Records shown -
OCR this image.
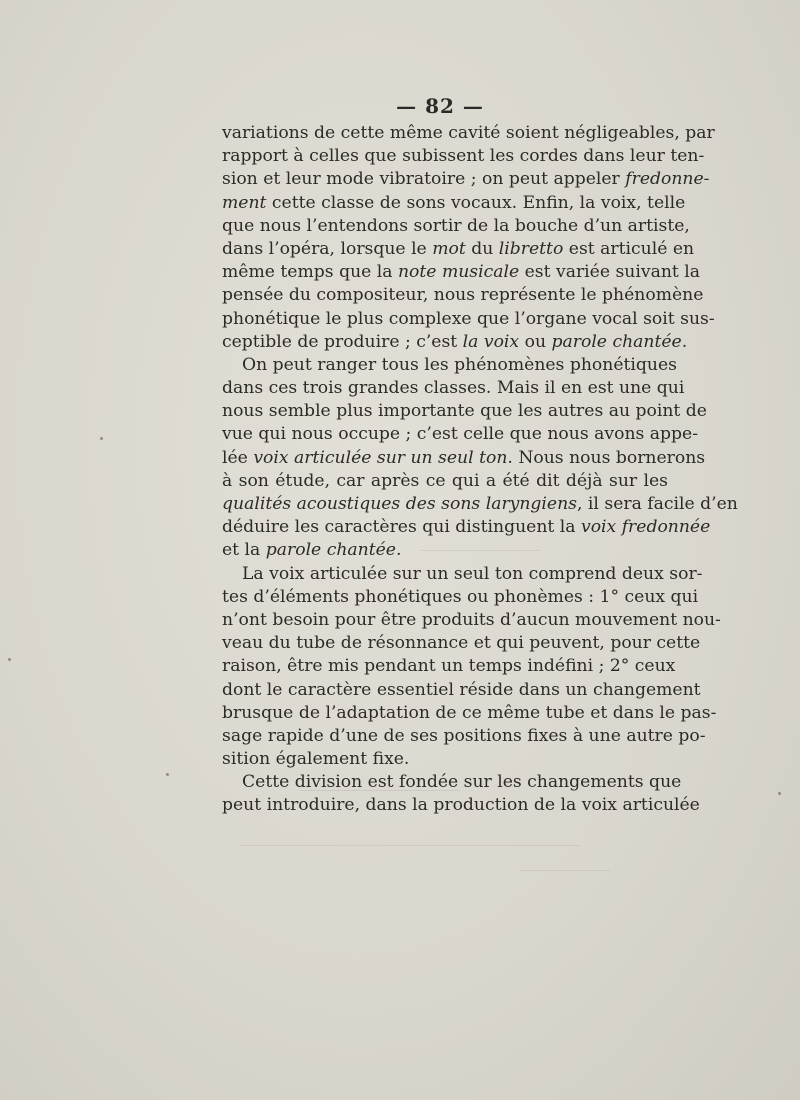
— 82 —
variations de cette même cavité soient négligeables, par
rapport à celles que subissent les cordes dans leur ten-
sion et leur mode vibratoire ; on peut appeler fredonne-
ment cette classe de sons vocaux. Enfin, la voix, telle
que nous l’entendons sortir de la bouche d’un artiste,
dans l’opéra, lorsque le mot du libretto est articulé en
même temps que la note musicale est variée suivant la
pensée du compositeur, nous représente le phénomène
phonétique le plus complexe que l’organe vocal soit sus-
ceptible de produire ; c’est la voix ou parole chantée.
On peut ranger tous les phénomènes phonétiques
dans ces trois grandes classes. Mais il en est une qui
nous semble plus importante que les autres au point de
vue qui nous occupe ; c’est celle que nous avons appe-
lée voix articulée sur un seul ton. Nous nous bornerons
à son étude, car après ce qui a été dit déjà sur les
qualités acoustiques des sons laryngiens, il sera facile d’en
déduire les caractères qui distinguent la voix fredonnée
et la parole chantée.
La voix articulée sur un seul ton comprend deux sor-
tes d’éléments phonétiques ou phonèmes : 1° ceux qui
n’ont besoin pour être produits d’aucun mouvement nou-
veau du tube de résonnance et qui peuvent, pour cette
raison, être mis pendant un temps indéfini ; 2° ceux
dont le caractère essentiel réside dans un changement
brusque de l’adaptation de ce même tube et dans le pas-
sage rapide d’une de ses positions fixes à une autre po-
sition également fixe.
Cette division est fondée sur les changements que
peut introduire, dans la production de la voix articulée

...

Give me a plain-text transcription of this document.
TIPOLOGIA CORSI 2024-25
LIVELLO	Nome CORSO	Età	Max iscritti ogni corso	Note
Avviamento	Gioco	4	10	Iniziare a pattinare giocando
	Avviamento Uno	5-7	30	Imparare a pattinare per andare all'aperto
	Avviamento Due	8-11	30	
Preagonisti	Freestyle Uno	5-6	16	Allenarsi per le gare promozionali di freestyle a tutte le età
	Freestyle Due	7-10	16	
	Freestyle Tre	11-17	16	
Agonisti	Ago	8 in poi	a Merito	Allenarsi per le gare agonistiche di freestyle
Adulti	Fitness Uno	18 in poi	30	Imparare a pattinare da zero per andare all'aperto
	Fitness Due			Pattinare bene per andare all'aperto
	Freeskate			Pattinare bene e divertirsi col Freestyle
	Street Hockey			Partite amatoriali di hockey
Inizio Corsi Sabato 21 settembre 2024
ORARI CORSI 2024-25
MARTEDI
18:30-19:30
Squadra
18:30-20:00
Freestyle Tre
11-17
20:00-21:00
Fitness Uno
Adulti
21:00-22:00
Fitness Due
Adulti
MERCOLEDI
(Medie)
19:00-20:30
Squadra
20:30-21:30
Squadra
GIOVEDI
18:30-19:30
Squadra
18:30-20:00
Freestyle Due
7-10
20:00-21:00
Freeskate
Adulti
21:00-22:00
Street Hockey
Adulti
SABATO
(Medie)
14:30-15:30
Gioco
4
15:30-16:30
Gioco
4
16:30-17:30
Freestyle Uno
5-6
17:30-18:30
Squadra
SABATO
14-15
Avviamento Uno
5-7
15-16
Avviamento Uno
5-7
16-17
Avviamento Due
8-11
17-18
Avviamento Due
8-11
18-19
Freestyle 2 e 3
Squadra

...

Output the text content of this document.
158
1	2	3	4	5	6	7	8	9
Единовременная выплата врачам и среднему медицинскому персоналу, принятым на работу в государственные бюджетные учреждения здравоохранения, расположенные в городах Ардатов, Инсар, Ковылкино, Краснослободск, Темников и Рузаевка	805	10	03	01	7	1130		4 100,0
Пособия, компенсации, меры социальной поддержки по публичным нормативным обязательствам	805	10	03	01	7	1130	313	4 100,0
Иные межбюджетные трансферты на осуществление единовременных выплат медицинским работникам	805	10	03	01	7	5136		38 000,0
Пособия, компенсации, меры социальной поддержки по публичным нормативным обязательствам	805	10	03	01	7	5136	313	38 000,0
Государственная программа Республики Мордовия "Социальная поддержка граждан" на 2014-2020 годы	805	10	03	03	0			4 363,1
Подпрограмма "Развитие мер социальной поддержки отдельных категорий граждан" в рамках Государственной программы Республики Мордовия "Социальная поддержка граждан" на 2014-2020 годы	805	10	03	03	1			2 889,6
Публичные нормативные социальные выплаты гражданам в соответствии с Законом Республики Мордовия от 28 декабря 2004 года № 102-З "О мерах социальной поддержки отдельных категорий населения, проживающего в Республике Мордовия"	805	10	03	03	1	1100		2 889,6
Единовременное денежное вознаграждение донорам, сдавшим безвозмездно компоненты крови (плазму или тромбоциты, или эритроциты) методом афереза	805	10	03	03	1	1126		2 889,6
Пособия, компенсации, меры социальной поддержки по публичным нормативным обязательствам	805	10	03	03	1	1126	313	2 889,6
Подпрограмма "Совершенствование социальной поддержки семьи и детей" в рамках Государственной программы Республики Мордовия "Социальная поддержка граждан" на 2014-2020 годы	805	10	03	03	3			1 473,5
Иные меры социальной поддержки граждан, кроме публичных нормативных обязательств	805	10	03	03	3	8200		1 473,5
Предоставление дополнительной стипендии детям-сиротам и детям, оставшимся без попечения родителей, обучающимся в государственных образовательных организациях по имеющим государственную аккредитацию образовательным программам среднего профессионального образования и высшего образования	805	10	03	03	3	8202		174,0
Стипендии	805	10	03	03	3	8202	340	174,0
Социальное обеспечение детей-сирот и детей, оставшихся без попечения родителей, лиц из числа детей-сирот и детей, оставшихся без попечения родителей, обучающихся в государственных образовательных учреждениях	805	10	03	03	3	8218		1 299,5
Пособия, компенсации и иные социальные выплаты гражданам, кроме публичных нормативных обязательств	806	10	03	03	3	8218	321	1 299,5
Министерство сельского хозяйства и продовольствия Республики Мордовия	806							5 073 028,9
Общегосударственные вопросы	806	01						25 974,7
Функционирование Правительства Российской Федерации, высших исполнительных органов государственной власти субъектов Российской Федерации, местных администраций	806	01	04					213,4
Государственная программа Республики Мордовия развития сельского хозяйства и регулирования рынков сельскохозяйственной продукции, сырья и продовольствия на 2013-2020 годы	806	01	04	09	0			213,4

Description of the task - In the listing above, how many lines hold the word "публичных"? Give the number and nothing more.

Output - 2